Extracted records:
-- BEGIN --

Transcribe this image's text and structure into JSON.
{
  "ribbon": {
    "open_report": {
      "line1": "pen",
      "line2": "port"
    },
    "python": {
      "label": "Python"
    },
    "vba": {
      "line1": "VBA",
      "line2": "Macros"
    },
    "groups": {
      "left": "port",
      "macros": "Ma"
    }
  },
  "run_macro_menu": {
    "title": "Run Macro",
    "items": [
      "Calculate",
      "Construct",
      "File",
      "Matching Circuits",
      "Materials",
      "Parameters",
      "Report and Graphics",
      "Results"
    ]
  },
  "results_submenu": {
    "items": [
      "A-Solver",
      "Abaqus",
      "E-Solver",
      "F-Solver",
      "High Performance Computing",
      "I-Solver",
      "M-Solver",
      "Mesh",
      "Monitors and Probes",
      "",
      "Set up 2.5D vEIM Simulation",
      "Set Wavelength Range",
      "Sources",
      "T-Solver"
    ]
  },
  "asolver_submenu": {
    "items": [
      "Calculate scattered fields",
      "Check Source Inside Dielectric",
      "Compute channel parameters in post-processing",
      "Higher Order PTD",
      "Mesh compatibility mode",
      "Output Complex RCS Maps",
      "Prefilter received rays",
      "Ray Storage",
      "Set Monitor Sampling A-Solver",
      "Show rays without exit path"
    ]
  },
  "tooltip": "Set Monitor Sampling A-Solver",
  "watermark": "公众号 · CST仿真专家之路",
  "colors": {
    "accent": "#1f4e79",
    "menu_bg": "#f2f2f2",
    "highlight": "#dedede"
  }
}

-- END --

#### Task goal:
Produce an exact copy of every entry above.

#### Final result:
Transcribe this image's text and structure into JSON.
{
  "ribbon": {
    "open_report": {
      "line1": "pen",
      "line2": "port"
    },
    "python": {
      "label": "Python"
    },
    "vba": {
      "line1": "VBA",
      "line2": "Macros"
    },
    "groups": {
      "left": "port",
      "macros": "Ma"
    }
  },
  "run_macro_menu": {
    "title": "Run Macro",
    "items": [
      "Calculate",
      "Construct",
      "File",
      "Matching Circuits",
      "Materials",
      "Parameters",
      "Report and Graphics",
      "Results"
    ]
  },
  "results_submenu": {
    "items": [
      "A-Solver",
      "Abaqus",
      "E-Solver",
      "F-Solver",
      "High Performance Computing",
      "I-Solver",
      "M-Solver",
      "Mesh",
      "Monitors and Probes",
      "",
      "Set up 2.5D vEIM Simulation",
      "Set Wavelength Range",
      "Sources",
      "T-Solver"
    ]
  },
  "asolver_submenu": {
    "items": [
      "Calculate scattered fields",
      "Check Source Inside Dielectric",
      "Compute channel parameters in post-processing",
      "Higher Order PTD",
      "Mesh compatibility mode",
      "Output Complex RCS Maps",
      "Prefilter received rays",
      "Ray Storage",
      "Set Monitor Sampling A-Solver",
      "Show rays without exit path"
    ]
  },
  "tooltip": "Set Monitor Sampling A-Solver",
  "watermark": "公众号 · CST仿真专家之路",
  "colors": {
    "accent": "#1f4e79",
    "menu_bg": "#f2f2f2",
    "highlight": "#dedede"
  }
}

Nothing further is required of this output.